[STATED PROBLEM 1]:
Retype the records below line for line, everything from their very first line down to the line containing "bar-2024-profit — [231, 213, 258, 262]", with both of those lines included.

1999 Prix de l'Arc de Triomphe
- Location: Longchamp Racecourse
- Date: October 3, 1999
- Winning horse: Montjeu

= 1999 Prix de l'Arc de Triomphe =

The 1999 Prix de l'Arc de Triomphe was a horse race held at Longchamp on Sunday 3 October 1999. It was the 78th running of the Prix de l'Arc de Triomphe.

The winner was Montjeu, a three-year-old colt trained in France by John Hammond. The winning jockey was Michael Kinane.

[STATED PROBLEM 2]:
Repeat word for word everything in the passage about the 1999 horse race from "The 1999 Prix" down to "was Michael Kinane.".

[PROVIDED DATA]:
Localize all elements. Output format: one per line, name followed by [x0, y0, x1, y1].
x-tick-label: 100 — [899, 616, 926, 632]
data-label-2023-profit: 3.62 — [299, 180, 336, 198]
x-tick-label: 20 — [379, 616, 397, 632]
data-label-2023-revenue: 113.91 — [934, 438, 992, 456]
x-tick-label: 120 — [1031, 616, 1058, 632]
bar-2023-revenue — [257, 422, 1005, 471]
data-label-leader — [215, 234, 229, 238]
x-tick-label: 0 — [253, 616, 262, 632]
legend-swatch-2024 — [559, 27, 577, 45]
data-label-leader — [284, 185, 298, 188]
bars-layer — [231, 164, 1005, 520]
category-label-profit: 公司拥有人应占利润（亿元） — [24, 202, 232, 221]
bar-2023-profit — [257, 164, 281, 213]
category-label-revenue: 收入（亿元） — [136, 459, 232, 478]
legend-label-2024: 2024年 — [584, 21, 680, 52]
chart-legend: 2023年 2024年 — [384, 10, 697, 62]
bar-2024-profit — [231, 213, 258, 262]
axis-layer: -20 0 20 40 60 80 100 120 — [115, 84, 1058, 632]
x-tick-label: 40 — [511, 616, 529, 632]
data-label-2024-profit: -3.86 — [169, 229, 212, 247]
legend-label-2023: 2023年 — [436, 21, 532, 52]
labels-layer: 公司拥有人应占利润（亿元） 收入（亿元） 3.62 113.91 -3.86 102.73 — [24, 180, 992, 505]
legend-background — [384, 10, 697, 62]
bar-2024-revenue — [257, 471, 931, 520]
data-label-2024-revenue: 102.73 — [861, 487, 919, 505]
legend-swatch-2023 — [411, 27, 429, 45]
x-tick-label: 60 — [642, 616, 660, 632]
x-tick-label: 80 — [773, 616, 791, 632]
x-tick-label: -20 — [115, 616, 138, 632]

[FINISHED ANSWER 1]:
Localize all elements. Output format: one per line, name followed by [x0, y0, x1, y1].
x-tick-label: 100 — [899, 616, 926, 632]
data-label-2023-profit: 3.62 — [299, 180, 336, 198]
x-tick-label: 20 — [379, 616, 397, 632]
data-label-2023-revenue: 113.91 — [934, 438, 992, 456]
x-tick-label: 120 — [1031, 616, 1058, 632]
bar-2023-revenue — [257, 422, 1005, 471]
data-label-leader — [215, 234, 229, 238]
x-tick-label: 0 — [253, 616, 262, 632]
legend-swatch-2024 — [559, 27, 577, 45]
data-label-leader — [284, 185, 298, 188]
bars-layer — [231, 164, 1005, 520]
category-label-profit: 公司拥有人应占利润（亿元） — [24, 202, 232, 221]
bar-2023-profit — [257, 164, 281, 213]
category-label-revenue: 收入（亿元） — [136, 459, 232, 478]
legend-label-2024: 2024年 — [584, 21, 680, 52]
chart-legend: 2023年 2024年 — [384, 10, 697, 62]
bar-2024-profit — [231, 213, 258, 262]

[FINISHED ANSWER 2]:
The 1999 Prix de l'Arc de Triomphe was a horse race held at Longchamp on Sunday 3 October 1999. It was the 78th running of the Prix de l'Arc de Triomphe.

The winner was Montjeu, a three-year-old colt trained in France by John Hammond. The winning jockey was Michael Kinane.